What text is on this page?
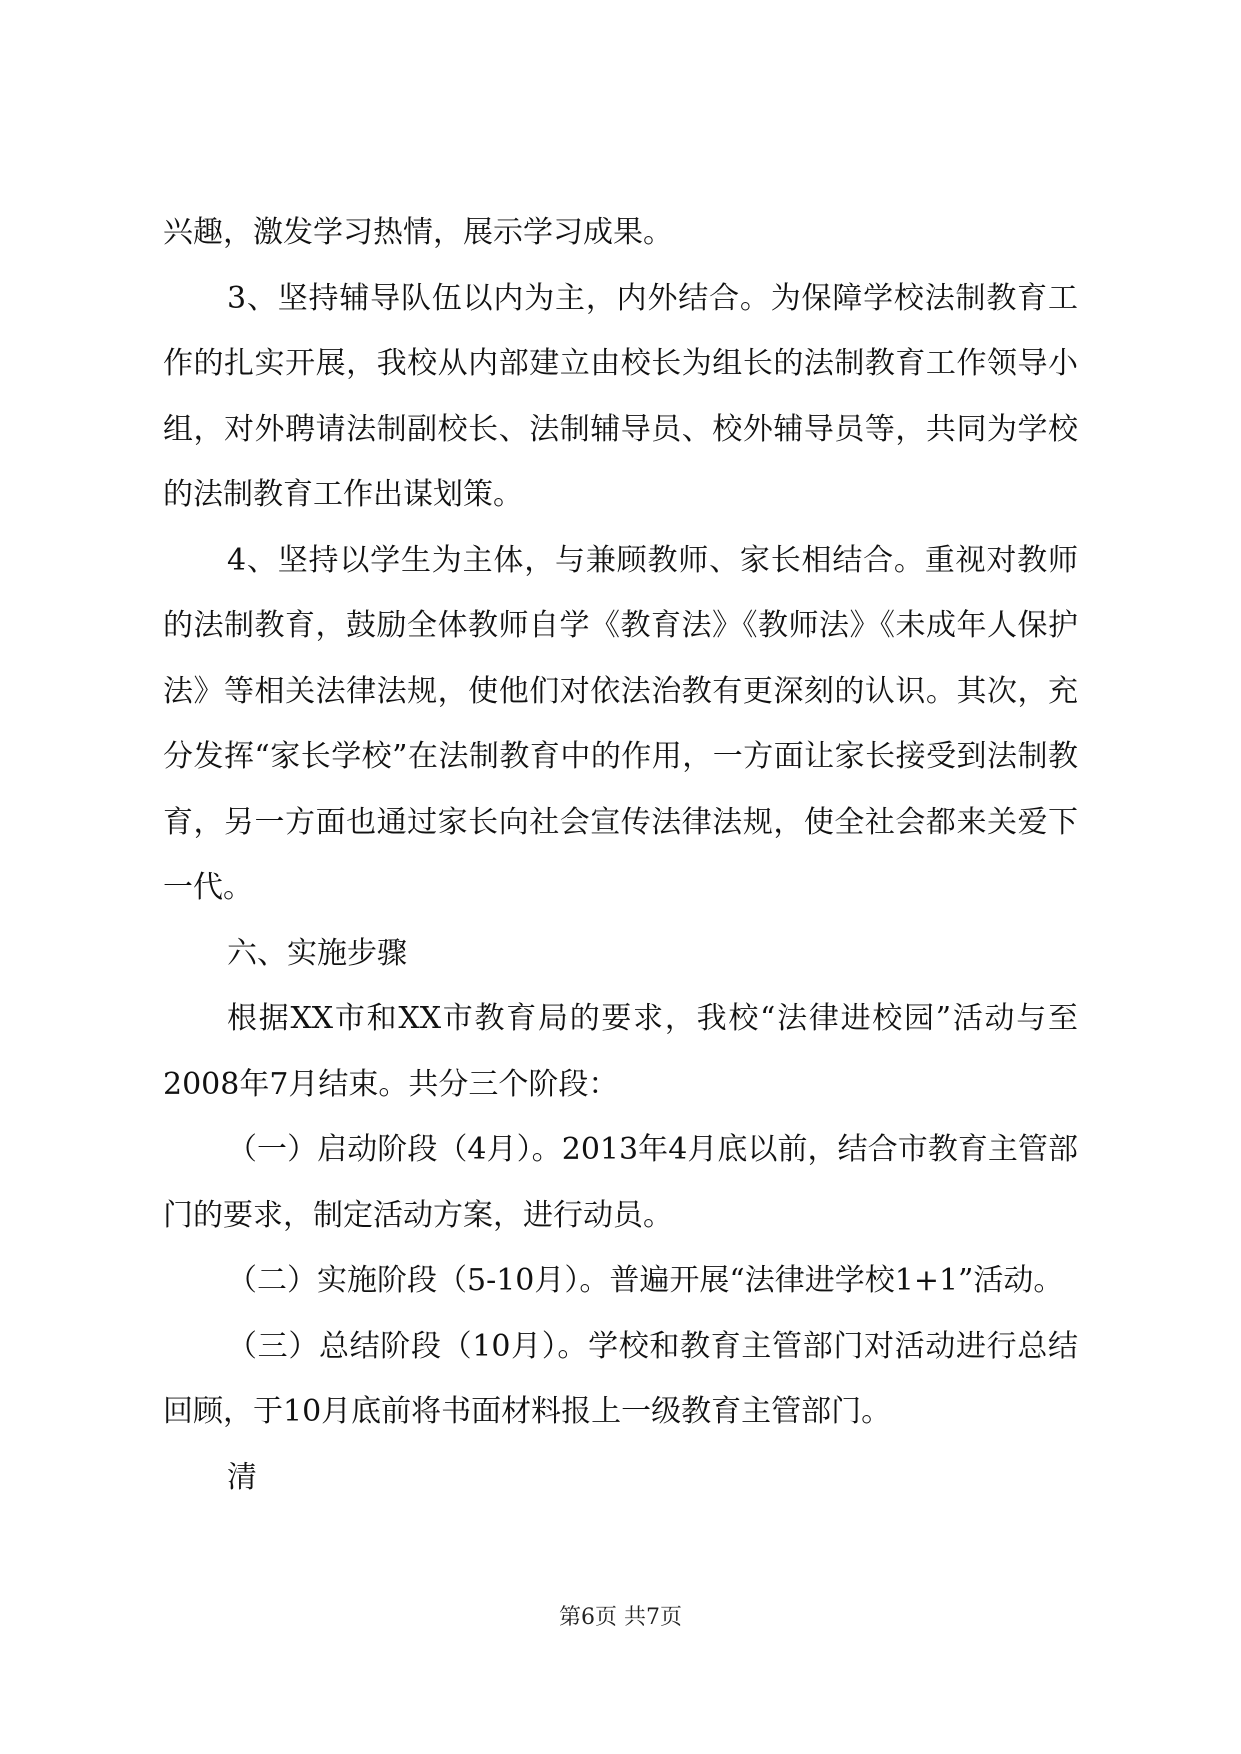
兴趣，激发学习热情，展示学习成果。

3、坚持辅导队伍以内为主，内外结合。为保障学校法制教育工作的扎实开展，我校从内部建立由校长为组长的法制教育工作领导小组，对外聘请法制副校长、法制辅导员、校外辅导员等，共同为学校的法制教育工作出谋划策。

4、坚持以学生为主体，与兼顾教师、家长相结合。重视对教师的法制教育，鼓励全体教师自学《教育法》《教师法》《未成年人保护法》等相关法律法规，使他们对依法治教有更深刻的认识。其次，充分发挥“家长学校”在法制教育中的作用，一方面让家长接受到法制教育，另一方面也通过家长向社会宣传法律法规，使全社会都来关爱下一代。

六、实施步骤

根据XX市和XX市教育局的要求，我校“法律进校园”活动与至2008年7月结束。共分三个阶段：

（一）启动阶段（4月）。2013年4月底以前，结合市教育主管部门的要求，制定活动方案，进行动员。

（二）实施阶段（5-10月）。普遍开展“法律进学校1+1”活动。

（三）总结阶段（10月）。学校和教育主管部门对活动进行总结回顾，于10月底前将书面材料报上一级教育主管部门。

清

第6页 共7页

### Exercise instructions
Pictures don't belong in the copy. Restate all the entries exactly.

### Response
What text is on this page?
兴趣，激发学习热情，展示学习成果。

3、坚持辅导队伍以内为主，内外结合。为保障学校法制教育工作的扎实开展，我校从内部建立由校长为组长的法制教育工作领导小组，对外聘请法制副校长、法制辅导员、校外辅导员等，共同为学校的法制教育工作出谋划策。

4、坚持以学生为主体，与兼顾教师、家长相结合。重视对教师的法制教育，鼓励全体教师自学《教育法》《教师法》《未成年人保护法》等相关法律法规，使他们对依法治教有更深刻的认识。其次，充分发挥“家长学校”在法制教育中的作用，一方面让家长接受到法制教育，另一方面也通过家长向社会宣传法律法规，使全社会都来关爱下一代。

六、实施步骤

根据XX市和XX市教育局的要求，我校“法律进校园”活动与至2008年7月结束。共分三个阶段：

（一）启动阶段（4月）。2013年4月底以前，结合市教育主管部门的要求，制定活动方案，进行动员。

（二）实施阶段（5-10月）。普遍开展“法律进学校1+1”活动。

（三）总结阶段（10月）。学校和教育主管部门对活动进行总结回顾，于10月底前将书面材料报上一级教育主管部门。

清

第6页 共7页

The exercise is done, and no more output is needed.